◆ Written request: Beneath this task is a listing. State how many of its lines include the string "PAHIATUA", giving nothing but the number.

◆ Entries supplied:
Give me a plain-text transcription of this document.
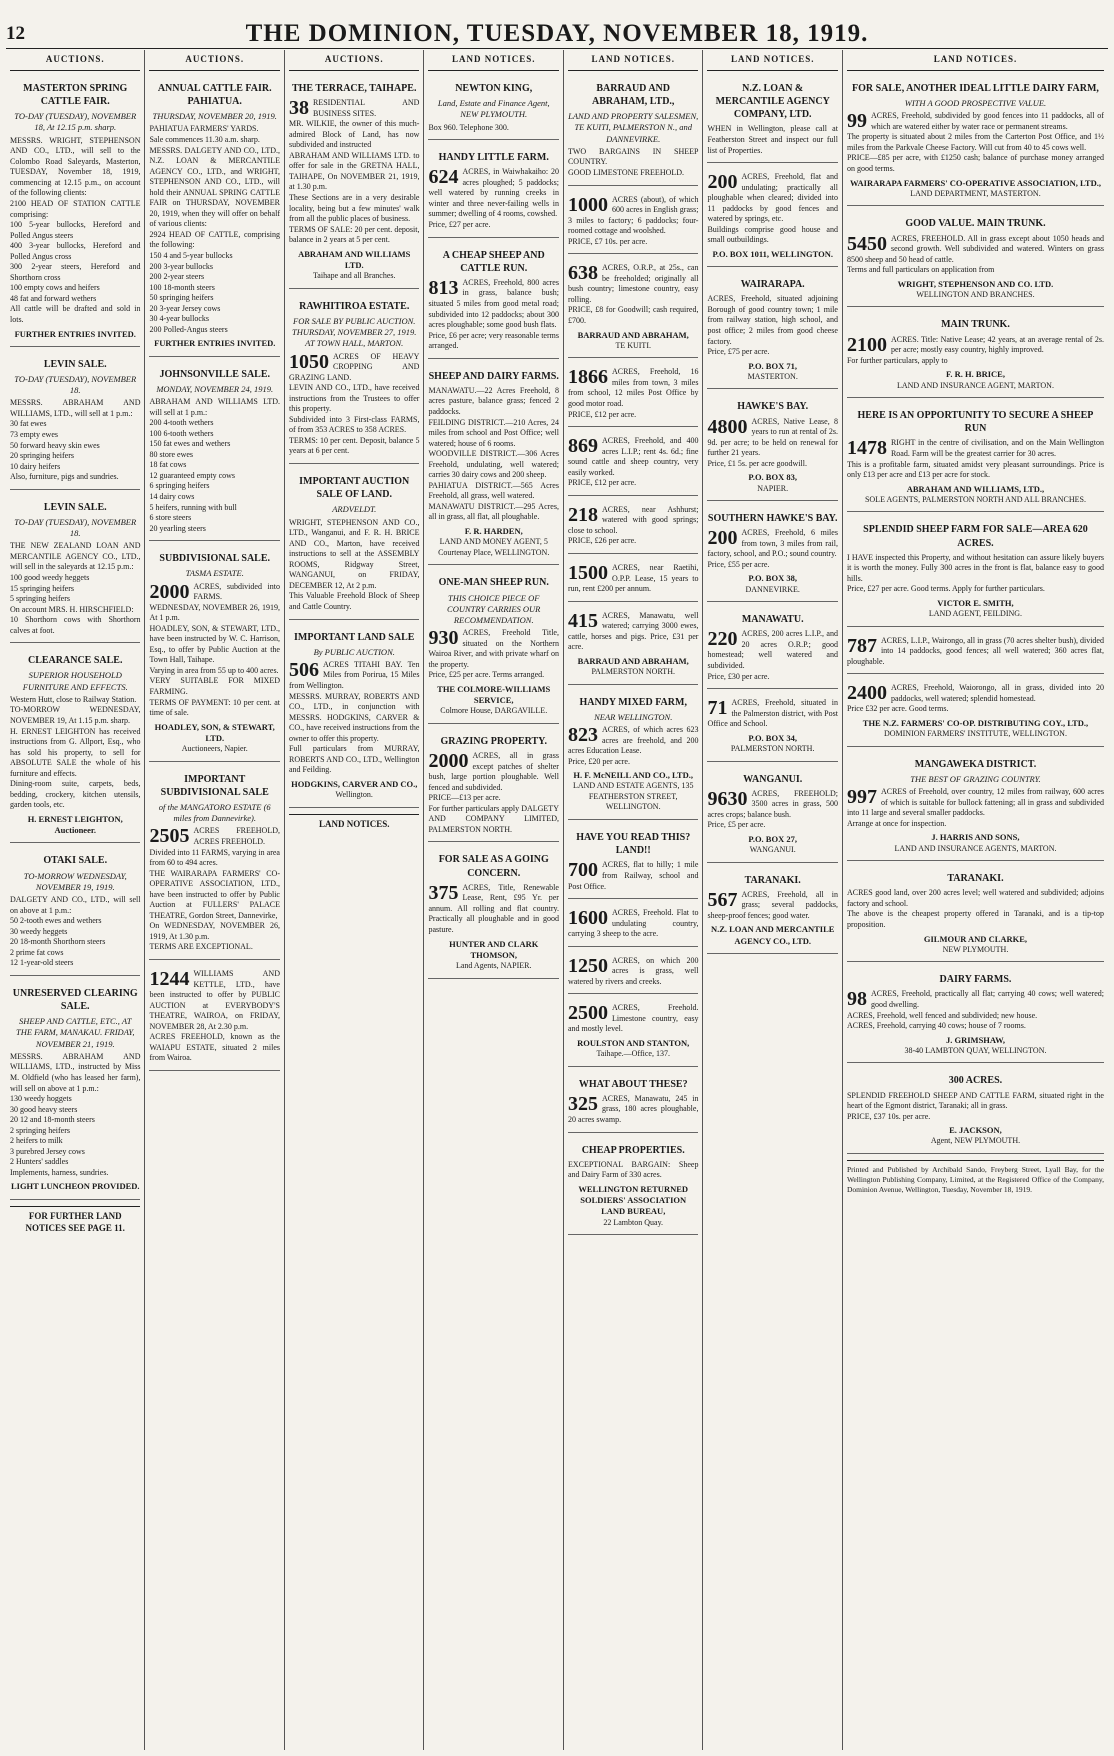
12	THE DOMINION, TUESDAY, NOVEMBER 18, 1919.
AUCTIONS.
MASTERTON SPRING CATTLE FAIR.
TO-DAY (TUESDAY), NOVEMBER 18, At 12.15 p.m. sharp.
MESSRS. WRIGHT, STEPHENSON AND CO., LTD., will sell to the Colombo Road Saleyards, Masterton, TUESDAY, November 18, 1919, commencing at 12.15 p.m., on account of the following clients:
2100 HEAD OF STATION CATTLE comprising:
100 5-year bullocks, Hereford and Polled Angus steers
400 3-year bullocks, Hereford and Polled Angus cross
300 2-year steers, Hereford and Shorthorn cross
100 empty cows and heifers
48 fat and forward wethers
All cattle will be drafted and sold in lots.
FURTHER ENTRIES INVITED.
LEVIN SALE.
TO-DAY (TUESDAY), NOVEMBER 18.
MESSRS. ABRAHAM AND WILLIAMS, LTD., will sell at 1 p.m.:
30 fat ewes
73 empty ewes
50 forward heavy skin ewes
20 springing heifers
10 dairy heifers
Also, furniture, pigs and sundries.
LEVIN SALE.
TO-DAY (TUESDAY), NOVEMBER 18.
THE NEW ZEALAND LOAN AND MERCANTILE AGENCY CO., LTD., will sell in the saleyards at 12.15 p.m.:
100 good weedy heggets
15 springing heifers
5 springing heifers
On account MRS. H. HIRSCHFIELD:
10 Shorthorn cows with Shorthorn calves at foot.
CLEARANCE SALE.
SUPERIOR HOUSEHOLD FURNITURE AND EFFECTS.
Western Hutt, close to Railway Station.
TO-MORROW WEDNESDAY, NOVEMBER 19, At 1.15 p.m. sharp.
H. ERNEST LEIGHTON has received instructions from G. Allport, Esq., who has sold his property, to sell for ABSOLUTE SALE the whole of his furniture and effects.
Dining-room suite, carpets, beds, bedding, crockery, kitchen utensils, garden tools, etc.
H. ERNEST LEIGHTON, Auctioneer.
OTAKI SALE.
TO-MORROW WEDNESDAY, NOVEMBER 19, 1919.
DALGETY AND CO., LTD., will sell on above at 1 p.m.:
50 2-tooth ewes and wethers
30 weedy heggets
20 18-month Shorthorn steers
2 prime fat cows
12 1-year-old steers
UNRESERVED CLEARING SALE.
SHEEP AND CATTLE, ETC., AT THE FARM, MANAKAU. FRIDAY, NOVEMBER 21, 1919.
MESSRS. ABRAHAM AND WILLIAMS, LTD., instructed by Miss M. Oldfield (who has leased her farm), will sell on above at 1 p.m.:
130 weedy hoggets
30 good heavy steers
20 12 and 18-month steers
2 springing heifers
2 heifers to milk
3 purebred Jersey cows
2 Hunters' saddles
Implements, harness, sundries.
LIGHT LUNCHEON PROVIDED.
FOR FURTHER LAND NOTICES SEE PAGE 11.
AUCTIONS.
ANNUAL CATTLE FAIR. PAHIATUA.
THURSDAY, NOVEMBER 20, 1919.
PAHIATUA FARMERS' YARDS.
Sale commences 11.30 a.m. sharp.
MESSRS. DALGETY AND CO., LTD., N.Z. LOAN & MERCANTILE AGENCY CO., LTD., and WRIGHT, STEPHENSON AND CO., LTD., will hold their ANNUAL SPRING CATTLE FAIR on THURSDAY, NOVEMBER 20, 1919, when they will offer on behalf of various clients:
2924 HEAD OF CATTLE, comprising the following:
150 4 and 5-year bullocks
200 3-year bullocks
200 2-year steers
100 18-month steers
50 springing heifers
20 3-year Jersey cows
30 4-year bullocks
200 Polled-Angus steers
FURTHER ENTRIES INVITED.
JOHNSONVILLE SALE.
MONDAY, NOVEMBER 24, 1919.
ABRAHAM AND WILLIAMS LTD. will sell at 1 p.m.:
200 4-tooth wethers
100 6-tooth wethers
150 fat ewes and wethers
80 store ewes
18 fat cows
12 guaranteed empty cows
6 springing heifers
14 dairy cows
5 heifers, running with bull
6 store steers
20 yearling steers
SUBDIVISIONAL SALE.
TASMA ESTATE.
2000 ACRES, subdivided into FARMS.
WEDNESDAY, NOVEMBER 26, 1919, At 1 p.m.
HOADLEY, SON, & STEWART, LTD., have been instructed by W. C. Harrison, Esq., to offer by Public Auction at the Town Hall, Taihape.
Varying in area from 55 up to 400 acres.
VERY SUITABLE FOR MIXED FARMING.
TERMS OF PAYMENT: 10 per cent. at time of sale.
HOADLEY, SON, & STEWART, LTD.
Auctioneers, Napier.
IMPORTANT SUBDIVISIONAL SALE
of the MANGATORO ESTATE (6 miles from Dannevirke).
2505 ACRES FREEHOLD, ACRES FREEHOLD.
Divided into 11 FARMS, varying in area from 60 to 494 acres.
THE WAIRARAPA FARMERS' CO-OPERATIVE ASSOCIATION, LTD., have been instructed to offer by Public Auction at FULLERS' PALACE THEATRE, Gordon Street, Dannevirke,
On WEDNESDAY, NOVEMBER 26, 1919, At 1.30 p.m.
TERMS ARE EXCEPTIONAL.
1244 WILLIAMS AND KETTLE, LTD., have been instructed to offer by PUBLIC AUCTION at EVERYBODY'S THEATRE, WAIROA, on FRIDAY, NOVEMBER 28, At 2.30 p.m.
ACRES FREEHOLD, known as the WAIAPU ESTATE, situated 2 miles from Wairoa.
AUCTIONS.
THE TERRACE, TAIHAPE.
38 RESIDENTIAL AND BUSINESS SITES.
MR. WILKIE, the owner of this much-admired Block of Land, has now subdivided and instructed
ABRAHAM AND WILLIAMS LTD. to offer for sale in the GRETNA HALL, TAIHAPE, On NOVEMBER 21, 1919, at 1.30 p.m.
These Sections are in a very desirable locality, being but a few minutes' walk from all the public places of business.
TERMS OF SALE: 20 per cent. deposit, balance in 2 years at 5 per cent.
ABRAHAM AND WILLIAMS LTD.
Taihape and all Branches.
RAWHITIROA ESTATE.
FOR SALE BY PUBLIC AUCTION. THURSDAY, NOVEMBER 27, 1919. AT TOWN HALL, MARTON.
1050 ACRES OF HEAVY CROPPING AND GRAZING LAND.
LEVIN AND CO., LTD., have received instructions from the Trustees to offer this property.
Subdivided into 3 First-class FARMS, of from 353 ACRES to 358 ACRES.
TERMS: 10 per cent. Deposit, balance 5 years at 6 per cent.
IMPORTANT AUCTION SALE OF LAND.
ARDVELDT.
WRIGHT, STEPHENSON AND CO., LTD., Wanganui, and F. R. H. BRICE AND CO., Marton, have received instructions to sell at the ASSEMBLY ROOMS, Ridgway Street, WANGANUI, on FRIDAY, DECEMBER 12, At 2 p.m.
This Valuable Freehold Block of Sheep and Cattle Country.
IMPORTANT LAND SALE
By PUBLIC AUCTION.
506 ACRES TITAHI BAY. Ten Miles from Porirua, 15 Miles from Wellington.
MESSRS. MURRAY, ROBERTS AND CO., LTD., in conjunction with MESSRS. HODGKINS, CARVER & CO., have received instructions from the owner to offer this property.
Full particulars from MURRAY, ROBERTS AND CO., LTD., Wellington and Feilding.
HODGKINS, CARVER AND CO.,
Wellington.
LAND NOTICES.
LAND NOTICES.
NEWTON KING,
Land, Estate and Finance Agent, NEW PLYMOUTH.
Box 960. Telephone 300.
HANDY LITTLE FARM.
624 ACRES, in Waiwhakaiho: 20 acres ploughed; 5 paddocks; well watered by running creeks in winter and three never-failing wells in summer; dwelling of 4 rooms, cowshed.
Price, £27 per acre.
A CHEAP SHEEP AND CATTLE RUN.
813 ACRES, Freehold, 800 acres in grass, balance bush; situated 5 miles from good metal road; subdivided into 12 paddocks; about 300 acres ploughable; some good bush flats.
Price, £6 per acre; very reasonable terms arranged.
SHEEP AND DAIRY FARMS.
MANAWATU.—22 Acres Freehold, 8 acres pasture, balance grass; fenced 2 paddocks.
FEILDING DISTRICT.—210 Acres, 24 miles from school and Post Office; well watered; house of 6 rooms.
WOODVILLE DISTRICT.—306 Acres Freehold, undulating, well watered; carries 30 dairy cows and 200 sheep.
PAHIATUA DISTRICT.—565 Acres Freehold, all grass, well watered.
MANAWATU DISTRICT.—295 Acres, all in grass, all flat, all ploughable.
F. R. HARDEN,
LAND AND MONEY AGENT, 5 Courtenay Place, WELLINGTON.
ONE-MAN SHEEP RUN.
THIS CHOICE PIECE OF COUNTRY CARRIES OUR RECOMMENDATION.
930 ACRES, Freehold Title, situated on the Northern Wairoa River, and with private wharf on the property.
Price, £25 per acre. Terms arranged.
THE COLMORE-WILLIAMS SERVICE,
Colmore House, DARGAVILLE.
GRAZING PROPERTY.
2000 ACRES, all in grass except patches of shelter bush, large portion ploughable. Well fenced and subdivided.
PRICE—£13 per acre.
For further particulars apply DALGETY AND COMPANY LIMITED, PALMERSTON NORTH.
FOR SALE AS A GOING CONCERN.
375 ACRES, Title, Renewable Lease, Rent, £95 Yr. per annum. All rolling and flat country. Practically all ploughable and in good pasture.
HUNTER AND CLARK THOMSON,
Land Agents, NAPIER.
LAND NOTICES.
BARRAUD AND ABRAHAM, LTD.,
LAND AND PROPERTY SALESMEN, TE KUITI, PALMERSTON N., and DANNEVIRKE.
TWO BARGAINS IN SHEEP COUNTRY.
GOOD LIMESTONE FREEHOLD.
1000 ACRES (about), of which 600 acres in English grass; 3 miles to factory; 6 paddocks; four-roomed cottage and woolshed.
PRICE, £7 10s. per acre.
638 ACRES, O.R.P., at 25s., can be freeholded; originally all bush country; limestone country, easy rolling.
PRICE, £8 for Goodwill; cash required, £700.
BARRAUD AND ABRAHAM,
TE KUITI.
1866 ACRES, Freehold, 16 miles from town, 3 miles from school, 12 miles Post Office by good motor road.
PRICE, £12 per acre.
869 ACRES, Freehold, and 400 acres L.I.P.; rent 4s. 6d.; fine sound cattle and sheep country, very easily worked.
PRICE, £12 per acre.
218 ACRES, near Ashhurst; watered with good springs; close to school.
PRICE, £26 per acre.
1500 ACRES, near Raetihi, O.P.P. Lease, 15 years to run, rent £200 per annum.
415 ACRES, Manawatu, well watered; carrying 3000 ewes, cattle, horses and pigs. Price, £31 per acre.
BARRAUD AND ABRAHAM,
PALMERSTON NORTH.
HANDY MIXED FARM,
NEAR WELLINGTON.
823 ACRES, of which acres 623 acres are freehold, and 200 acres Education Lease.
Price, £20 per acre.
H. F. McNEILL AND CO., LTD.,
LAND AND ESTATE AGENTS, 135 FEATHERSTON STREET, WELLINGTON.
HAVE YOU READ THIS? LAND!!
700 ACRES, flat to hilly; 1 mile from Railway, school and Post Office.
1600 ACRES, Freehold. Flat to undulating country, carrying 3 sheep to the acre.
1250 ACRES, on which 200 acres is grass, well watered by rivers and creeks.
2500 ACRES, Freehold. Limestone country, easy and mostly level.
ROULSTON AND STANTON,
Taihape.—Office, 137.
WHAT ABOUT THESE?
325 ACRES, Manawatu, 245 in grass, 180 acres ploughable, 20 acres swamp.
CHEAP PROPERTIES.
EXCEPTIONAL BARGAIN: Sheep and Dairy Farm of 330 acres.
WELLINGTON RETURNED SOLDIERS' ASSOCIATION LAND BUREAU,
22 Lambton Quay.
LAND NOTICES.
N.Z. LOAN & MERCANTILE AGENCY COMPANY, LTD.
WHEN in Wellington, please call at Featherston Street and inspect our full list of Properties.
200 ACRES, Freehold, flat and undulating; practically all ploughable when cleared; divided into 11 paddocks by good fences and watered by springs, etc.
Buildings comprise good house and small outbuildings.
P.O. BOX 1011, WELLINGTON.
WAIRARAPA.
ACRES, Freehold, situated adjoining Borough of good country town; 1 mile from railway station, high school, and post office; 2 miles from good cheese factory.
Price, £75 per acre.
P.O. BOX 71,
MASTERTON.
HAWKE'S BAY.
4800 ACRES, Native Lease, 8 years to run at rental of 2s. 9d. per acre; to be held on renewal for further 21 years.
Price, £1 5s. per acre goodwill.
P.O. BOX 83,
NAPIER.
SOUTHERN HAWKE'S BAY.
200 ACRES, Freehold, 6 miles from town, 3 miles from rail, factory, school, and P.O.; sound country.
Price, £55 per acre.
P.O. BOX 38,
DANNEVIRKE.
MANAWATU.
220 ACRES, 200 acres L.I.P., and 20 acres O.R.P.; good homestead; well watered and subdivided.
Price, £30 per acre.
71 ACRES, Freehold, situated in the Palmerston district, with Post Office and School.
P.O. BOX 34,
PALMERSTON NORTH.
WANGANUI.
9630 ACRES, FREEHOLD; 3500 acres in grass, 500 acres crops; balance bush.
Price, £5 per acre.
P.O. BOX 27,
WANGANUI.
TARANAKI.
567 ACRES, Freehold, all in grass; several paddocks, sheep-proof fences; good water.
N.Z. LOAN AND MERCANTILE AGENCY CO., LTD.
LAND NOTICES.
FOR SALE, ANOTHER IDEAL LITTLE DAIRY FARM,
WITH A GOOD PROSPECTIVE VALUE.
99 ACRES, Freehold, subdivided by good fences into 11 paddocks, all of which are watered either by water race or permanent streams.
The property is situated about 2 miles from the Carterton Post Office, and 1½ miles from the Parkvale Cheese Factory. Will cut from 40 to 45 cows well.
PRICE—£85 per acre, with £1250 cash; balance of purchase money arranged on good terms.
WAIRARAPA FARMERS' CO-OPERATIVE ASSOCIATION, LTD.,
LAND DEPARTMENT, MASTERTON.
GOOD VALUE. MAIN TRUNK.
5450 ACRES, FREEHOLD. All in grass except about 1050 heads and second growth. Well subdivided and watered. Winters on grass 8500 sheep and 50 head of cattle.
Terms and full particulars on application from
WRIGHT, STEPHENSON AND CO. LTD.
WELLINGTON AND BRANCHES.
MAIN TRUNK.
2100 ACRES. Title: Native Lease; 42 years, at an average rental of 2s. per acre; mostly easy country, highly improved.
For further particulars, apply to
F. R. H. BRICE,
LAND AND INSURANCE AGENT, MARTON.
HERE IS AN OPPORTUNITY TO SECURE A SHEEP RUN
1478 RIGHT in the centre of civilisation, and on the Main Wellington Road. Farm will be the greatest carrier for 30 acres.
This is a profitable farm, situated amidst very pleasant surroundings. Price is only £13 per acre and £13 per acre for stock.
ABRAHAM AND WILLIAMS, LTD.,
SOLE AGENTS, PALMERSTON NORTH AND ALL BRANCHES.
SPLENDID SHEEP FARM FOR SALE—AREA 620 ACRES.
I HAVE inspected this Property, and without hesitation can assure likely buyers it is worth the money. Fully 300 acres in the front is flat, balance easy to good hills.
Price, £27 per acre. Good terms. Apply for further particulars.
VICTOR E. SMITH,
LAND AGENT, FEILDING.
787 ACRES, L.I.P., Wairongo, all in grass (70 acres shelter bush), divided into 14 paddocks, good fences; all well watered; 360 acres flat, ploughable.
2400 ACRES, Freehold, Waiorongo, all in grass, divided into 20 paddocks, well watered; splendid homestead.
Price £32 per acre. Good terms.
THE N.Z. FARMERS' CO-OP. DISTRIBUTING COY., LTD.,
DOMINION FARMERS' INSTITUTE, WELLINGTON.
MANGAWEKA DISTRICT.
THE BEST OF GRAZING COUNTRY.
997 ACRES of Freehold, over country, 12 miles from railway, 600 acres of which is suitable for bullock fattening; all in grass and subdivided into 11 large and several smaller paddocks.
Arrange at once for inspection.
J. HARRIS AND SONS,
LAND AND INSURANCE AGENTS, MARTON.
TARANAKI.
ACRES good land, over 200 acres level; well watered and subdivided; adjoins factory and school.
The above is the cheapest property offered in Taranaki, and is a tip-top proposition.
GILMOUR AND CLARKE,
NEW PLYMOUTH.
DAIRY FARMS.
98 ACRES, Freehold, practically all flat; carrying 40 cows; well watered; good dwelling.
ACRES, Freehold, well fenced and subdivided; new house.
ACRES, Freehold, carrying 40 cows; house of 7 rooms.
J. GRIMSHAW,
38-40 LAMBTON QUAY, WELLINGTON.
300 ACRES.
SPLENDID FREEHOLD SHEEP AND CATTLE FARM, situated right in the heart of the Egmont district, Taranaki; all in grass.
PRICE, £37 10s. per acre.
E. JACKSON,
Agent, NEW PLYMOUTH.
Printed and Published by Archibald Sando, Freyberg Street, Lyall Bay, for the Wellington Publishing Company, Limited, at the Registered Office of the Company, Dominion Avenue, Wellington, Tuesday, November 18, 1919.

◆ The answer: 3